-- Data --

--------------------------------

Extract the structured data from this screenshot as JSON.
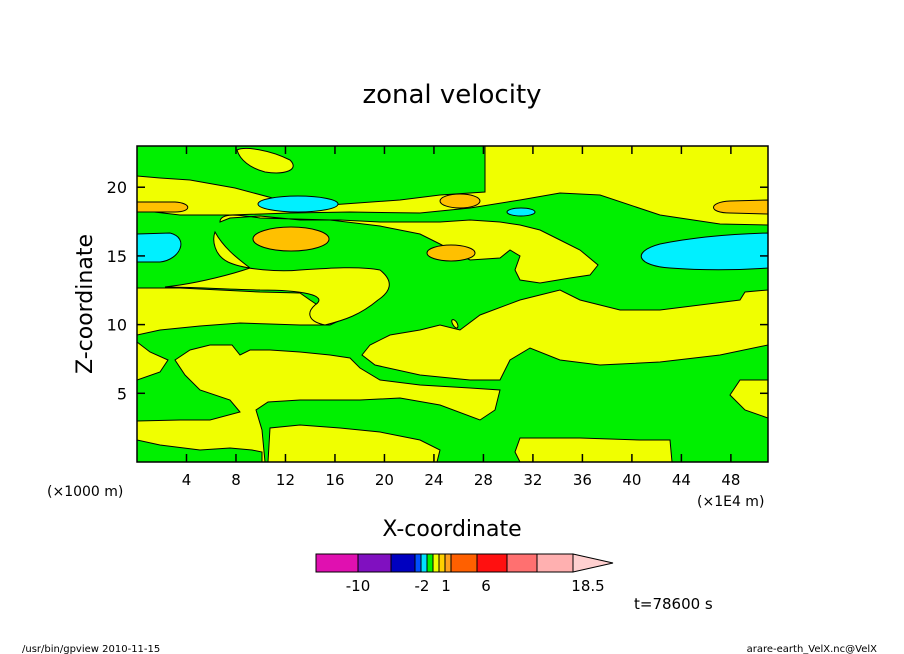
{
  "chart_data": {
    "type": "heatmap",
    "title": "zonal velocity",
    "xlabel": "X-coordinate",
    "ylabel": "Z-coordinate",
    "x_unit_label": "(×1000 m)",
    "x_scale_label": "(×1E4 m)",
    "xlim": [
      0,
      51
    ],
    "ylim": [
      0,
      23
    ],
    "x_ticks": [
      4,
      8,
      12,
      16,
      20,
      24,
      28,
      32,
      36,
      40,
      44,
      48
    ],
    "x_tick_labels": [
      "4",
      "8",
      "12",
      "16",
      "20",
      "24",
      "28",
      "32",
      "36",
      "40",
      "44",
      "48"
    ],
    "y_ticks": [
      5,
      10,
      15,
      20
    ],
    "y_tick_labels": [
      "5",
      "10",
      "15",
      "20"
    ],
    "levels": [
      {
        "color": "#e010b0"
      },
      {
        "color": "#8010c0"
      },
      {
        "color": "#0000c0"
      },
      {
        "color": "#0050ff"
      },
      {
        "color": "#00e0ff"
      },
      {
        "color": "#00f000"
      },
      {
        "color": "#f0ff00"
      },
      {
        "color": "#ffd000"
      },
      {
        "color": "#ffa020"
      },
      {
        "color": "#ff6000"
      },
      {
        "color": "#ff1010"
      },
      {
        "color": "#ff7070"
      },
      {
        "color": "#ffb0b0"
      },
      {
        "color": "#ffd0d0"
      }
    ],
    "colorbar_labels": [
      {
        "text": "-10",
        "value": -10
      },
      {
        "text": "-2",
        "value": -2
      },
      {
        "text": "1",
        "value": 1
      },
      {
        "text": "6",
        "value": 6
      },
      {
        "text": "18.5",
        "value": 18.5
      }
    ],
    "fill_colors": {
      "green": "#00f000",
      "yellow": "#f0ff00",
      "orange": "#ffc000",
      "cyan": "#00f0ff"
    },
    "time_label": "t=78600 s"
  },
  "footer": {
    "left": "/usr/bin/gpview   2010-11-15",
    "right": "arare-earth_VelX.nc@VelX"
  }
}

--------------------------------

-- Direction --
Locate all lines holding the word "coordinate", then copy them out.

-- Solution to this problem --
    "xlabel": "X-coordinate",
    "ylabel": "Z-coordinate",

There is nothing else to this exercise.